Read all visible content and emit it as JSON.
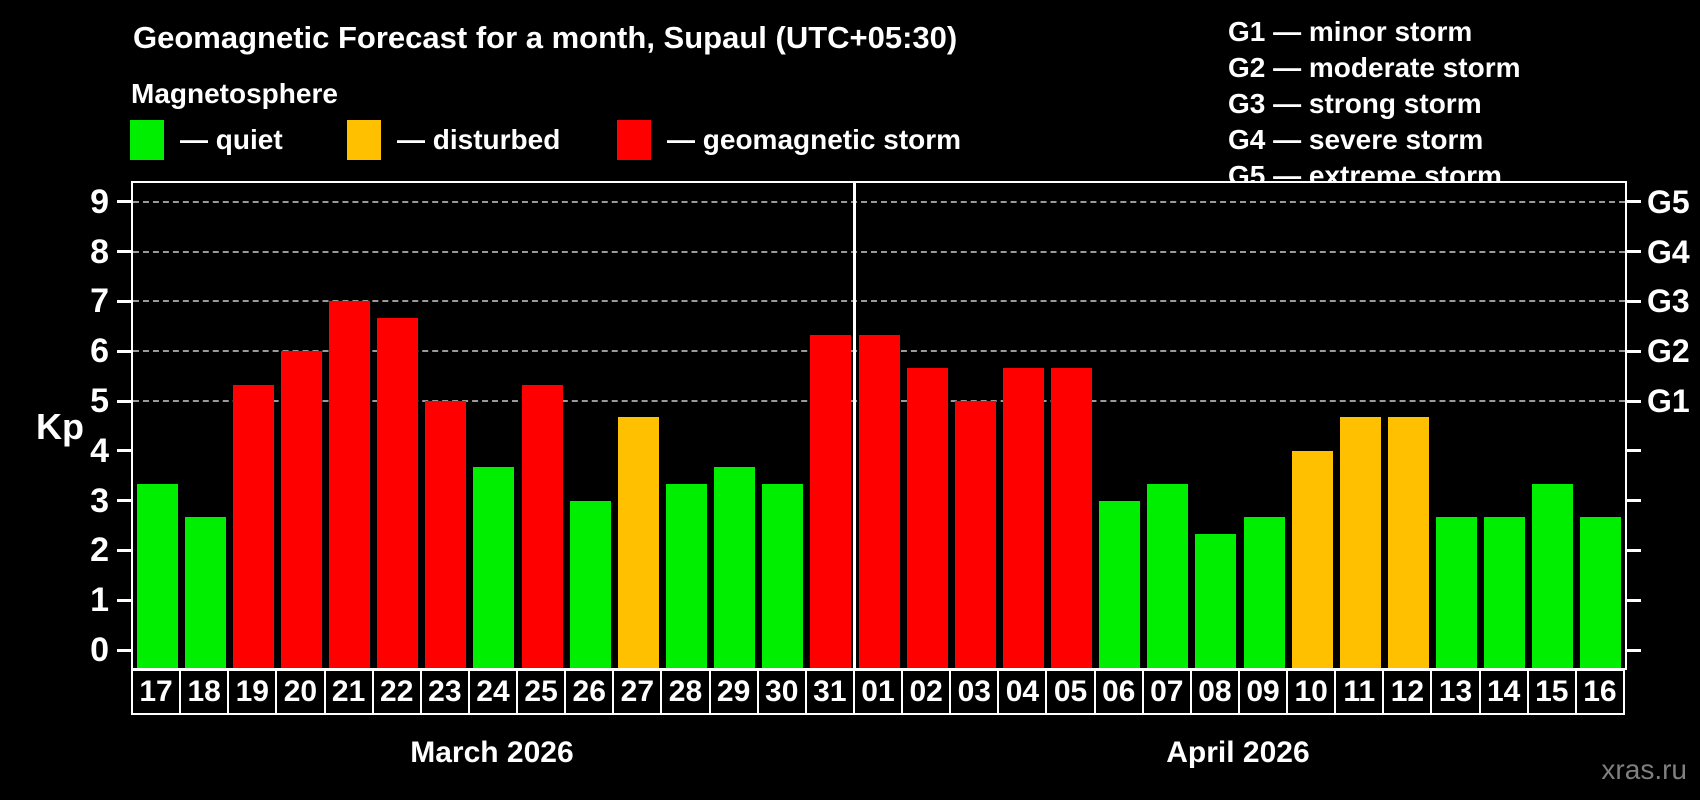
{
  "title": "Geomagnetic Forecast for a month, Supaul (UTC+05:30)",
  "subtitle": "Magnetosphere",
  "legend": {
    "quiet": "— quiet",
    "disturbed": "— disturbed",
    "storm": "— geomagnetic storm"
  },
  "g_legend": [
    "G1 — minor storm",
    "G2 — moderate storm",
    "G3 — strong storm",
    "G4 — severe storm",
    "G5 — extreme storm"
  ],
  "axis": {
    "kp_label": "Kp",
    "left_tick_values": [
      0,
      1,
      2,
      3,
      4,
      5,
      6,
      7,
      8,
      9
    ],
    "right_labels": [
      {
        "kp": 5,
        "label": "G1"
      },
      {
        "kp": 6,
        "label": "G2"
      },
      {
        "kp": 7,
        "label": "G3"
      },
      {
        "kp": 8,
        "label": "G4"
      },
      {
        "kp": 9,
        "label": "G5"
      }
    ]
  },
  "months": [
    {
      "name": "March 2026",
      "days": 15
    },
    {
      "name": "April 2026",
      "days": 16
    }
  ],
  "watermark": "xras.ru",
  "colors": {
    "quiet": "#00ee00",
    "disturbed": "#ffc000",
    "storm": "#ff0000",
    "grid": "#9a9a9a"
  },
  "chart_data": {
    "type": "bar",
    "title": "Geomagnetic Forecast for a month, Supaul (UTC+05:30)",
    "xlabel": "",
    "ylabel": "Kp",
    "ylim": [
      0,
      9
    ],
    "gridlines_at_kp": [
      5,
      6,
      7,
      8,
      9
    ],
    "legend_position": "top",
    "categories": [
      "17",
      "18",
      "19",
      "20",
      "21",
      "22",
      "23",
      "24",
      "25",
      "26",
      "27",
      "28",
      "29",
      "30",
      "31",
      "01",
      "02",
      "03",
      "04",
      "05",
      "06",
      "07",
      "08",
      "09",
      "10",
      "11",
      "12",
      "13",
      "14",
      "15",
      "16"
    ],
    "values": [
      3.33,
      2.67,
      5.33,
      6.0,
      7.0,
      6.67,
      5.0,
      3.67,
      5.33,
      3.0,
      4.67,
      3.33,
      3.67,
      3.33,
      6.33,
      6.33,
      5.67,
      5.0,
      5.67,
      5.67,
      3.0,
      3.33,
      2.33,
      2.67,
      4.0,
      4.67,
      4.67,
      2.67,
      2.67,
      3.33,
      2.67
    ],
    "statuses": [
      "quiet",
      "quiet",
      "storm",
      "storm",
      "storm",
      "storm",
      "storm",
      "quiet",
      "storm",
      "quiet",
      "disturbed",
      "quiet",
      "quiet",
      "quiet",
      "storm",
      "storm",
      "storm",
      "storm",
      "storm",
      "storm",
      "quiet",
      "quiet",
      "quiet",
      "quiet",
      "disturbed",
      "disturbed",
      "disturbed",
      "quiet",
      "quiet",
      "quiet",
      "quiet"
    ]
  }
}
══════════════════════════════
TASK DESCRIPTION
Quote the listing above in full, except for the pictures.

RIGHT ANSWER
Read all visible content and emit it as JSON.
{
  "title": "Geomagnetic Forecast for a month, Supaul (UTC+05:30)",
  "subtitle": "Magnetosphere",
  "legend": {
    "quiet": "— quiet",
    "disturbed": "— disturbed",
    "storm": "— geomagnetic storm"
  },
  "g_legend": [
    "G1 — minor storm",
    "G2 — moderate storm",
    "G3 — strong storm",
    "G4 — severe storm",
    "G5 — extreme storm"
  ],
  "axis": {
    "kp_label": "Kp",
    "left_tick_values": [
      0,
      1,
      2,
      3,
      4,
      5,
      6,
      7,
      8,
      9
    ],
    "right_labels": [
      {
        "kp": 5,
        "label": "G1"
      },
      {
        "kp": 6,
        "label": "G2"
      },
      {
        "kp": 7,
        "label": "G3"
      },
      {
        "kp": 8,
        "label": "G4"
      },
      {
        "kp": 9,
        "label": "G5"
      }
    ]
  },
  "months": [
    {
      "name": "March 2026",
      "days": 15
    },
    {
      "name": "April 2026",
      "days": 16
    }
  ],
  "watermark": "xras.ru",
  "colors": {
    "quiet": "#00ee00",
    "disturbed": "#ffc000",
    "storm": "#ff0000",
    "grid": "#9a9a9a"
  },
  "chart_data": {
    "type": "bar",
    "title": "Geomagnetic Forecast for a month, Supaul (UTC+05:30)",
    "xlabel": "",
    "ylabel": "Kp",
    "ylim": [
      0,
      9
    ],
    "gridlines_at_kp": [
      5,
      6,
      7,
      8,
      9
    ],
    "legend_position": "top",
    "categories": [
      "17",
      "18",
      "19",
      "20",
      "21",
      "22",
      "23",
      "24",
      "25",
      "26",
      "27",
      "28",
      "29",
      "30",
      "31",
      "01",
      "02",
      "03",
      "04",
      "05",
      "06",
      "07",
      "08",
      "09",
      "10",
      "11",
      "12",
      "13",
      "14",
      "15",
      "16"
    ],
    "values": [
      3.33,
      2.67,
      5.33,
      6.0,
      7.0,
      6.67,
      5.0,
      3.67,
      5.33,
      3.0,
      4.67,
      3.33,
      3.67,
      3.33,
      6.33,
      6.33,
      5.67,
      5.0,
      5.67,
      5.67,
      3.0,
      3.33,
      2.33,
      2.67,
      4.0,
      4.67,
      4.67,
      2.67,
      2.67,
      3.33,
      2.67
    ],
    "statuses": [
      "quiet",
      "quiet",
      "storm",
      "storm",
      "storm",
      "storm",
      "storm",
      "quiet",
      "storm",
      "quiet",
      "disturbed",
      "quiet",
      "quiet",
      "quiet",
      "storm",
      "storm",
      "storm",
      "storm",
      "storm",
      "storm",
      "quiet",
      "quiet",
      "quiet",
      "quiet",
      "disturbed",
      "disturbed",
      "disturbed",
      "quiet",
      "quiet",
      "quiet",
      "quiet"
    ]
  }
}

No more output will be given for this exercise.